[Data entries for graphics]
>> Begin
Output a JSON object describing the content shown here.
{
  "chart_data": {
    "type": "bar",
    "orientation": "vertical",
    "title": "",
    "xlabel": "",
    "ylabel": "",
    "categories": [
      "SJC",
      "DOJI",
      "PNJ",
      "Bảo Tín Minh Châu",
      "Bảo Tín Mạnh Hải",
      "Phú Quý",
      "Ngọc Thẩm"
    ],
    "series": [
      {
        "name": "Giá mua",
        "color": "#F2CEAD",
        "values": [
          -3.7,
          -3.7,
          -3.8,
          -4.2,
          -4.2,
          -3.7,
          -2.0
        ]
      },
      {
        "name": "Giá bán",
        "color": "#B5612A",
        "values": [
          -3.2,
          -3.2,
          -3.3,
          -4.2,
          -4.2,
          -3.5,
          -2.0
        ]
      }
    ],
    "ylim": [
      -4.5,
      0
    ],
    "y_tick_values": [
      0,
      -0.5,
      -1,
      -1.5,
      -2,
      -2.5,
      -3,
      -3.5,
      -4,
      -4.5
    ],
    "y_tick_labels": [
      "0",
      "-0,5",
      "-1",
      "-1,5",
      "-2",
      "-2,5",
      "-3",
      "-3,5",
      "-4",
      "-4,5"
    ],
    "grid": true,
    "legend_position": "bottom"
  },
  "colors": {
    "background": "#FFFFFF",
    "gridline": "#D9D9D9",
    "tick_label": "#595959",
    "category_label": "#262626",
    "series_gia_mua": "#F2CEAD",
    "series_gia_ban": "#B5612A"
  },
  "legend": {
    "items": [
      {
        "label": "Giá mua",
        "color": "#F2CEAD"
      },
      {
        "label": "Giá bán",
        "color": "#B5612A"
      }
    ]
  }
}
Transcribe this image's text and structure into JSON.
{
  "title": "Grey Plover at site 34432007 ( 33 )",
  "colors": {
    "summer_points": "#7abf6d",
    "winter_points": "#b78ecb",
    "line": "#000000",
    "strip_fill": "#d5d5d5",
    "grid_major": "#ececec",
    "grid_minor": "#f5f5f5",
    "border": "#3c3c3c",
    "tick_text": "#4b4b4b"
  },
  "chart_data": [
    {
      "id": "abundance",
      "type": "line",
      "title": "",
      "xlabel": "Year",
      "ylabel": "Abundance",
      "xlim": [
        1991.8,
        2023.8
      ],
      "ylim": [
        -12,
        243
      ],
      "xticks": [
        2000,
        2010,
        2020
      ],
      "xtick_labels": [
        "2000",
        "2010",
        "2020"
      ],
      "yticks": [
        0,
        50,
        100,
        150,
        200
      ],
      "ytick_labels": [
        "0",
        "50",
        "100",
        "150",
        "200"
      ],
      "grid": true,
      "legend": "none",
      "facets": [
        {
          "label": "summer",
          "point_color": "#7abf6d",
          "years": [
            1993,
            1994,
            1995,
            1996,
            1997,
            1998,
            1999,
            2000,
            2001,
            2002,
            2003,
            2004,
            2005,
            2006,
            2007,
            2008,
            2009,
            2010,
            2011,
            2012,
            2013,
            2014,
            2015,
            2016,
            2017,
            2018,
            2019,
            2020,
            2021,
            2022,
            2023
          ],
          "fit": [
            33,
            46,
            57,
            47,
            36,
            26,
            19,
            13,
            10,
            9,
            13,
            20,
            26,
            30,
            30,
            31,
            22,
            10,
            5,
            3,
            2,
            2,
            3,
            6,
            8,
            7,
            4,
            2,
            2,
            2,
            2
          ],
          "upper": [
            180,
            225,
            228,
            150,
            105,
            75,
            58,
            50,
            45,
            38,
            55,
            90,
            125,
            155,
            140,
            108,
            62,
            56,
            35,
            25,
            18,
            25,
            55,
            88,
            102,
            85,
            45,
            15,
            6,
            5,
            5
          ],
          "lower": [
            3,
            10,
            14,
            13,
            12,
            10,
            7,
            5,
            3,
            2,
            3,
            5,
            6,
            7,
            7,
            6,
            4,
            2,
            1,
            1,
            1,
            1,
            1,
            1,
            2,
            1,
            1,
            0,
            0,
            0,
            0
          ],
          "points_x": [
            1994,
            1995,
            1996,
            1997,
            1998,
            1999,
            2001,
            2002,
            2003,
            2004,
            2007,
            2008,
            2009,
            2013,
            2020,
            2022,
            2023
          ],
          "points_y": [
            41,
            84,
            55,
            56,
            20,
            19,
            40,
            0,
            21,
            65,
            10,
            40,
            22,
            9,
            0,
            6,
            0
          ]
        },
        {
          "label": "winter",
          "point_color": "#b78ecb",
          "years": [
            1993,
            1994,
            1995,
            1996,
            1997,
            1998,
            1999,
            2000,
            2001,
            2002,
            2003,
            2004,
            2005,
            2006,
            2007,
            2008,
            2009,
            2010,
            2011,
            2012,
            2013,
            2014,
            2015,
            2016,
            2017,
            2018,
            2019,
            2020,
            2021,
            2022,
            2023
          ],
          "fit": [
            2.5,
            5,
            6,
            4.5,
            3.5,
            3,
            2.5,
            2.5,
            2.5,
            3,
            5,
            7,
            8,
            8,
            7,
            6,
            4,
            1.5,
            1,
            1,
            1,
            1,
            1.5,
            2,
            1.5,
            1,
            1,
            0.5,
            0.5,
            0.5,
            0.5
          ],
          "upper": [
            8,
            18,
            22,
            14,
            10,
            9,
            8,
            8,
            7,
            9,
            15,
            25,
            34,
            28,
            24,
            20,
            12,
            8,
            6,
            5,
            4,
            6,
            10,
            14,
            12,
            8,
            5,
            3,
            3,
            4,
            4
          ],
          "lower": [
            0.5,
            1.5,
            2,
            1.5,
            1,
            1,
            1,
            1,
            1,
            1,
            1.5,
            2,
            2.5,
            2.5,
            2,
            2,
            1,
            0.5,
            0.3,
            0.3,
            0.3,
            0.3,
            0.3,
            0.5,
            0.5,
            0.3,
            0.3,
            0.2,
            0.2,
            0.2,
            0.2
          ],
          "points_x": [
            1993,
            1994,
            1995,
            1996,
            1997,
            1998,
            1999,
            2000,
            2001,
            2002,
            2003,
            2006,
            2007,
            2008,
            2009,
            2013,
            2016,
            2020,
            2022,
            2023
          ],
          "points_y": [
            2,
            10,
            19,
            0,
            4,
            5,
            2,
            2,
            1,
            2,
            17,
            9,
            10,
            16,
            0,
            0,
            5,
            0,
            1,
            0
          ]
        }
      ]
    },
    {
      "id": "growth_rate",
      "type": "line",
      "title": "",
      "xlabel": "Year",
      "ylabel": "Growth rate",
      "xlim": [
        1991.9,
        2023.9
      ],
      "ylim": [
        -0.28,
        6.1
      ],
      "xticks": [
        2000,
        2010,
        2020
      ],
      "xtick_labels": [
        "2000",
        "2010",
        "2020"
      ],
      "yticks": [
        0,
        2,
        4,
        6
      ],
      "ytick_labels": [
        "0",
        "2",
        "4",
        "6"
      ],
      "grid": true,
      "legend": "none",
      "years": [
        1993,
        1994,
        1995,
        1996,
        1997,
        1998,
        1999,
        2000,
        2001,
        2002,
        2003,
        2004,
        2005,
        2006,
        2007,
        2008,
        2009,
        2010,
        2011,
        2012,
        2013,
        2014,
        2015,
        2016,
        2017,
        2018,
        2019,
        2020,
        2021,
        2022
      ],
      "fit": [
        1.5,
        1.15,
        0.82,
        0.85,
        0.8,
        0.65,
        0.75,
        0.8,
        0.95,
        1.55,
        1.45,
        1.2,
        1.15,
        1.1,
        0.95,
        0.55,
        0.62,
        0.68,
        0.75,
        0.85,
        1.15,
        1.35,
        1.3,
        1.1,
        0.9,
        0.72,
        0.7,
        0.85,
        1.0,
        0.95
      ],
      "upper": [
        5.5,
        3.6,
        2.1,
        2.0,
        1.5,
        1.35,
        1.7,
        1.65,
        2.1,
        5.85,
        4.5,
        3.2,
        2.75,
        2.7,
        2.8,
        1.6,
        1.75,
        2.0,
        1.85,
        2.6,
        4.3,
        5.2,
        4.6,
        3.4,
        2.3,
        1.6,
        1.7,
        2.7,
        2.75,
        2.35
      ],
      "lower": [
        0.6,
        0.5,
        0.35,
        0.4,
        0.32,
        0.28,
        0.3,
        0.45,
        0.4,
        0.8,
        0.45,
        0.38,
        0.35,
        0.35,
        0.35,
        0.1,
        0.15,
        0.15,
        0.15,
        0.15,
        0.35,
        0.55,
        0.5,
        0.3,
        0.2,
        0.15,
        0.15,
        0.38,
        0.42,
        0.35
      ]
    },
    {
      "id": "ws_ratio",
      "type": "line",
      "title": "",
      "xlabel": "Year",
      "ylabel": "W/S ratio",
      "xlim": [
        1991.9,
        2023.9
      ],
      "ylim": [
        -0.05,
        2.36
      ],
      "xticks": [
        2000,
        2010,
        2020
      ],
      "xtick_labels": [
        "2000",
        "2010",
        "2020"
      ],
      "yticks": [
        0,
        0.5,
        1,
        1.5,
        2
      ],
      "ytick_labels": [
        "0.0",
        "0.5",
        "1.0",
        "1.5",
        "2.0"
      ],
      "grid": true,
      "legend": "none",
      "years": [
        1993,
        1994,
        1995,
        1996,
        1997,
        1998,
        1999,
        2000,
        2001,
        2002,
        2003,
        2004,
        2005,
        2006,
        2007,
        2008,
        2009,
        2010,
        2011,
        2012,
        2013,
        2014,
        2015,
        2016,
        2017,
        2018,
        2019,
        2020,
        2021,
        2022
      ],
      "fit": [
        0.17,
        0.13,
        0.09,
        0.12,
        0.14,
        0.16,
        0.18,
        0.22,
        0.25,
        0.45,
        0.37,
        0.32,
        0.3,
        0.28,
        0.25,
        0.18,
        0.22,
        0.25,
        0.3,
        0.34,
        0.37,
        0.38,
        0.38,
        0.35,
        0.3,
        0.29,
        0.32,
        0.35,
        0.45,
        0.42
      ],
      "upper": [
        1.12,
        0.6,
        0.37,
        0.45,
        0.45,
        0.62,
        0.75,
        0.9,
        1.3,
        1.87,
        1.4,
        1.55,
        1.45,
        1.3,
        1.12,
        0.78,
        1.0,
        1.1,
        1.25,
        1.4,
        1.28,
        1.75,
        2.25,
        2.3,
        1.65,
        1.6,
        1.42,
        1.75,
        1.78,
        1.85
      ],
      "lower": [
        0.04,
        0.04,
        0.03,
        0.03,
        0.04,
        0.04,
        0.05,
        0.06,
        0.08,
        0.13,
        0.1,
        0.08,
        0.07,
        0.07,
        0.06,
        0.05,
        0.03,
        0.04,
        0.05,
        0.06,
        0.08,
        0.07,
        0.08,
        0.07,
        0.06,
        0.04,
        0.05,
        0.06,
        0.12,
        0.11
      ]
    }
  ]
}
>> End
Show the lines of the records that contain the word "ylabel".

Finished answer —
    "ylabel": "",
      "ylabel": "Abundance",
      "ylabel": "Growth rate",
      "ylabel": "W/S ratio",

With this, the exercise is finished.